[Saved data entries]
## START
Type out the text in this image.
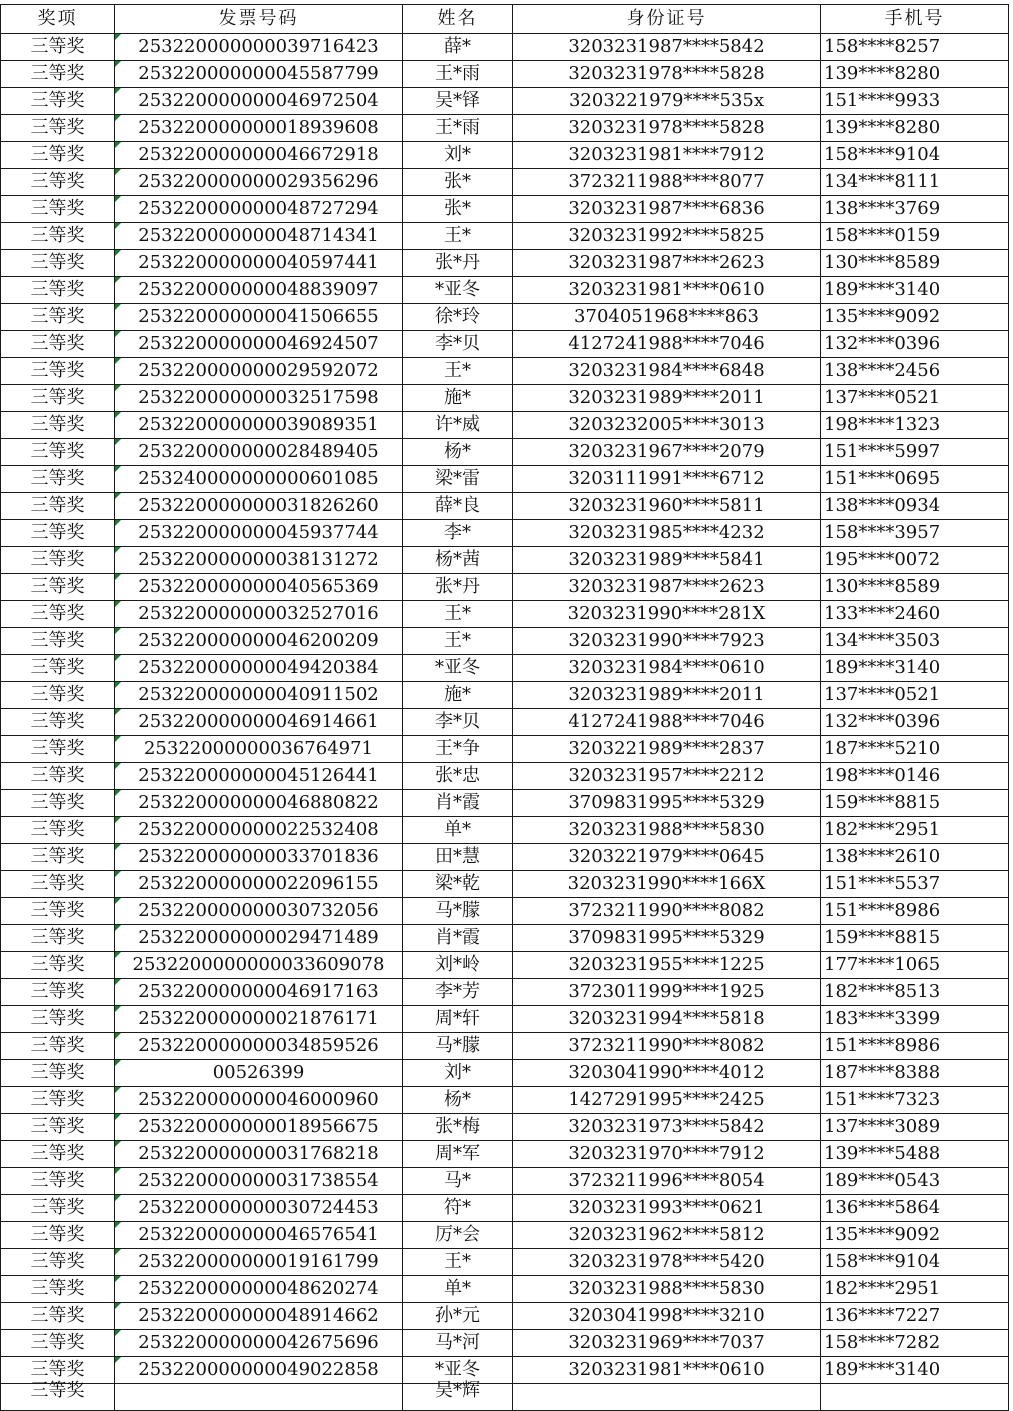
奖项	发票号码	姓名	身份证号	手机号
三等奖	253220000000039716423	薛*	3203231987****5842	158****8257
三等奖	253220000000045587799	王*雨	3203231978****5828	139****8280
三等奖	253220000000046972504	吴*铎	3203221979****535x	151****9933
三等奖	253220000000018939608	王*雨	3203231978****5828	139****8280
三等奖	253220000000046672918	刘*	3203231981****7912	158****9104
三等奖	253220000000029356296	张*	3723211988****8077	134****8111
三等奖	253220000000048727294	张*	3203231987****6836	138****3769
三等奖	253220000000048714341	王*	3203231992****5825	158****0159
三等奖	253220000000040597441	张*丹	3203231987****2623	130****8589
三等奖	253220000000048839097	*亚冬	3203231981****0610	189****3140
三等奖	253220000000041506655	徐*玲	3704051968****863	135****9092
三等奖	253220000000046924507	李*贝	4127241988****7046	132****0396
三等奖	253220000000029592072	王*	3203231984****6848	138****2456
三等奖	253220000000032517598	施*	3203231989****2011	137****0521
三等奖	253220000000039089351	许*威	3203232005****3013	198****1323
三等奖	253220000000028489405	杨*	3203231967****2079	151****5997
三等奖	253240000000000601085	梁*雷	3203111991****6712	151****0695
三等奖	253220000000031826260	薛*良	3203231960****5811	138****0934
三等奖	253220000000045937744	李*	3203231985****4232	158****3957
三等奖	253220000000038131272	杨*茜	3203231989****5841	195****0072
三等奖	253220000000040565369	张*丹	3203231987****2623	130****8589
三等奖	253220000000032527016	王*	3203231990****281X	133****2460
三等奖	253220000000046200209	王*	3203231990****7923	134****3503
三等奖	253220000000049420384	*亚冬	3203231984****0610	189****3140
三等奖	253220000000040911502	施*	3203231989****2011	137****0521
三等奖	253220000000046914661	李*贝	4127241988****7046	132****0396
三等奖	25322000000036764971	王*争	3203221989****2837	187****5210
三等奖	253220000000045126441	张*忠	3203231957****2212	198****0146
三等奖	253220000000046880822	肖*霞	3709831995****5329	159****8815
三等奖	253220000000022532408	单*	3203231988****5830	182****2951
三等奖	253220000000033701836	田*慧	3203221979****0645	138****2610
三等奖	253220000000022096155	梁*乾	3203231990****166X	151****5537
三等奖	253220000000030732056	马*朦	3723211990****8082	151****8986
三等奖	253220000000029471489	肖*霞	3709831995****5329	159****8815
三等奖	2532200000000033609078	刘*岭	3203231955****1225	177****1065
三等奖	253220000000046917163	李*芳	3723011999****1925	182****8513
三等奖	253220000000021876171	周*轩	3203231994****5818	183****3399
三等奖	253220000000034859526	马*朦	3723211990****8082	151****8986
三等奖	00526399	刘*	3203041990****4012	187****8388
三等奖	253220000000046000960	杨*	1427291995****2425	151****7323
三等奖	253220000000018956675	张*梅	3203231973****5842	137****3089
三等奖	253220000000031768218	周*军	3203231970****7912	139****5488
三等奖	253220000000031738554	马*	3723211996****8054	189****0543
三等奖	253220000000030724453	符*	3203231993****0621	136****5864
三等奖	253220000000046576541	厉*会	3203231962****5812	135****9092
三等奖	253220000000019161799	王*	3203231978****5420	158****9104
三等奖	253220000000048620274	单*	3203231988****5830	182****2951
三等奖	253220000000048914662	孙*元	3203041998****3210	136****7227
三等奖	253220000000042675696	马*河	3203231969****7037	158****7282
三等奖	253220000000049022858	*亚冬	3203231981****0610	189****3140
三等奖		吴*辉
## END
## Exercise details
Every line above should be returned exactly; the pictures stay out.

## Written solution
Type out the text in this image.
奖项	发票号码	姓名	身份证号	手机号
三等奖	253220000000039716423	薛*	3203231987****5842	158****8257
三等奖	253220000000045587799	王*雨	3203231978****5828	139****8280
三等奖	253220000000046972504	吴*铎	3203221979****535x	151****9933
三等奖	253220000000018939608	王*雨	3203231978****5828	139****8280
三等奖	253220000000046672918	刘*	3203231981****7912	158****9104
三等奖	253220000000029356296	张*	3723211988****8077	134****8111
三等奖	253220000000048727294	张*	3203231987****6836	138****3769
三等奖	253220000000048714341	王*	3203231992****5825	158****0159
三等奖	253220000000040597441	张*丹	3203231987****2623	130****8589
三等奖	253220000000048839097	*亚冬	3203231981****0610	189****3140
三等奖	253220000000041506655	徐*玲	3704051968****863	135****9092
三等奖	253220000000046924507	李*贝	4127241988****7046	132****0396
三等奖	253220000000029592072	王*	3203231984****6848	138****2456
三等奖	253220000000032517598	施*	3203231989****2011	137****0521
三等奖	253220000000039089351	许*威	3203232005****3013	198****1323
三等奖	253220000000028489405	杨*	3203231967****2079	151****5997
三等奖	253240000000000601085	梁*雷	3203111991****6712	151****0695
三等奖	253220000000031826260	薛*良	3203231960****5811	138****0934
三等奖	253220000000045937744	李*	3203231985****4232	158****3957
三等奖	253220000000038131272	杨*茜	3203231989****5841	195****0072
三等奖	253220000000040565369	张*丹	3203231987****2623	130****8589
三等奖	253220000000032527016	王*	3203231990****281X	133****2460
三等奖	253220000000046200209	王*	3203231990****7923	134****3503
三等奖	253220000000049420384	*亚冬	3203231984****0610	189****3140
三等奖	253220000000040911502	施*	3203231989****2011	137****0521
三等奖	253220000000046914661	李*贝	4127241988****7046	132****0396
三等奖	25322000000036764971	王*争	3203221989****2837	187****5210
三等奖	253220000000045126441	张*忠	3203231957****2212	198****0146
三等奖	253220000000046880822	肖*霞	3709831995****5329	159****8815
三等奖	253220000000022532408	单*	3203231988****5830	182****2951
三等奖	253220000000033701836	田*慧	3203221979****0645	138****2610
三等奖	253220000000022096155	梁*乾	3203231990****166X	151****5537
三等奖	253220000000030732056	马*朦	3723211990****8082	151****8986
三等奖	253220000000029471489	肖*霞	3709831995****5329	159****8815
三等奖	2532200000000033609078	刘*岭	3203231955****1225	177****1065
三等奖	253220000000046917163	李*芳	3723011999****1925	182****8513
三等奖	253220000000021876171	周*轩	3203231994****5818	183****3399
三等奖	253220000000034859526	马*朦	3723211990****8082	151****8986
三等奖	00526399	刘*	3203041990****4012	187****8388
三等奖	253220000000046000960	杨*	1427291995****2425	151****7323
三等奖	253220000000018956675	张*梅	3203231973****5842	137****3089
三等奖	253220000000031768218	周*军	3203231970****7912	139****5488
三等奖	253220000000031738554	马*	3723211996****8054	189****0543
三等奖	253220000000030724453	符*	3203231993****0621	136****5864
三等奖	253220000000046576541	厉*会	3203231962****5812	135****9092
三等奖	253220000000019161799	王*	3203231978****5420	158****9104
三等奖	253220000000048620274	单*	3203231988****5830	182****2951
三等奖	253220000000048914662	孙*元	3203041998****3210	136****7227
三等奖	253220000000042675696	马*河	3203231969****7037	158****7282
三等奖	253220000000049022858	*亚冬	3203231981****0610	189****3140
三等奖		吴*辉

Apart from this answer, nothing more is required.